# TASK TO COMPLETE:
Without altering anything, output the material below.
++++ EXTRACTED DATA ++++
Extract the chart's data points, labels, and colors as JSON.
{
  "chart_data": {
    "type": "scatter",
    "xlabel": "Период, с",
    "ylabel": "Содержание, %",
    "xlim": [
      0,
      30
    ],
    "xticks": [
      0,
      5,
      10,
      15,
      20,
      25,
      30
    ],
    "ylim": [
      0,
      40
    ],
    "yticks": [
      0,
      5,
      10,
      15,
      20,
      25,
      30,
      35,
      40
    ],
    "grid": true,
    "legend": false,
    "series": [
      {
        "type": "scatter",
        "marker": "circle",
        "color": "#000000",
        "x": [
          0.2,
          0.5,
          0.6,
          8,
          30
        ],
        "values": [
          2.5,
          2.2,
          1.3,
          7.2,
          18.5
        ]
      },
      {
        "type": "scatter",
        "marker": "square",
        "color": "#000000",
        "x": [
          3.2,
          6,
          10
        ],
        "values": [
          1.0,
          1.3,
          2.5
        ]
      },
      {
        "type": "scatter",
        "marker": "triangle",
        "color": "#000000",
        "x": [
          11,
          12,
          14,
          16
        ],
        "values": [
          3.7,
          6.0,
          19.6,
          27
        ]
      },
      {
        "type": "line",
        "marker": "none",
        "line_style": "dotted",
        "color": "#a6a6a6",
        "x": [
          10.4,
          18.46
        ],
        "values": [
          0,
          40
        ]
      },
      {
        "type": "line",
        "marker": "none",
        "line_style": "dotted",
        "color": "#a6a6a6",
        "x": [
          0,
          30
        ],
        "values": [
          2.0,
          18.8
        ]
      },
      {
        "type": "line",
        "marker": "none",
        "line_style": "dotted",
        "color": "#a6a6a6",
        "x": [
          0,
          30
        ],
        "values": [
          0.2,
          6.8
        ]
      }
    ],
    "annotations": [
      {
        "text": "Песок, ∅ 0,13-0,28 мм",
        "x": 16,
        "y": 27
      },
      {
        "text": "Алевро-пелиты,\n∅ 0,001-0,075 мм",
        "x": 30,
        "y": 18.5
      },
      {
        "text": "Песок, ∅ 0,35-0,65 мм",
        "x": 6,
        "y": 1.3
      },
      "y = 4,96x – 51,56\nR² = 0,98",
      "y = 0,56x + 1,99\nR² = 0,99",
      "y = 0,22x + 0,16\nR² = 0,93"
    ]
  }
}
++++
# WRITTEN SOLUTION:
Extract the chart's data points, labels, and colors as JSON.
{
  "chart_data": {
    "type": "scatter",
    "xlabel": "Период, с",
    "ylabel": "Содержание, %",
    "xlim": [
      0,
      30
    ],
    "xticks": [
      0,
      5,
      10,
      15,
      20,
      25,
      30
    ],
    "ylim": [
      0,
      40
    ],
    "yticks": [
      0,
      5,
      10,
      15,
      20,
      25,
      30,
      35,
      40
    ],
    "grid": true,
    "legend": false,
    "series": [
      {
        "type": "scatter",
        "marker": "circle",
        "color": "#000000",
        "x": [
          0.2,
          0.5,
          0.6,
          8,
          30
        ],
        "values": [
          2.5,
          2.2,
          1.3,
          7.2,
          18.5
        ]
      },
      {
        "type": "scatter",
        "marker": "square",
        "color": "#000000",
        "x": [
          3.2,
          6,
          10
        ],
        "values": [
          1.0,
          1.3,
          2.5
        ]
      },
      {
        "type": "scatter",
        "marker": "triangle",
        "color": "#000000",
        "x": [
          11,
          12,
          14,
          16
        ],
        "values": [
          3.7,
          6.0,
          19.6,
          27
        ]
      },
      {
        "type": "line",
        "marker": "none",
        "line_style": "dotted",
        "color": "#a6a6a6",
        "x": [
          10.4,
          18.46
        ],
        "values": [
          0,
          40
        ]
      },
      {
        "type": "line",
        "marker": "none",
        "line_style": "dotted",
        "color": "#a6a6a6",
        "x": [
          0,
          30
        ],
        "values": [
          2.0,
          18.8
        ]
      },
      {
        "type": "line",
        "marker": "none",
        "line_style": "dotted",
        "color": "#a6a6a6",
        "x": [
          0,
          30
        ],
        "values": [
          0.2,
          6.8
        ]
      }
    ],
    "annotations": [
      {
        "text": "Песок, ∅ 0,13-0,28 мм",
        "x": 16,
        "y": 27
      },
      {
        "text": "Алевро-пелиты,\n∅ 0,001-0,075 мм",
        "x": 30,
        "y": 18.5
      },
      {
        "text": "Песок, ∅ 0,35-0,65 мм",
        "x": 6,
        "y": 1.3
      },
      "y = 4,96x – 51,56\nR² = 0,98",
      "y = 0,56x + 1,99\nR² = 0,99",
      "y = 0,22x + 0,16\nR² = 0,93"
    ]
  }
}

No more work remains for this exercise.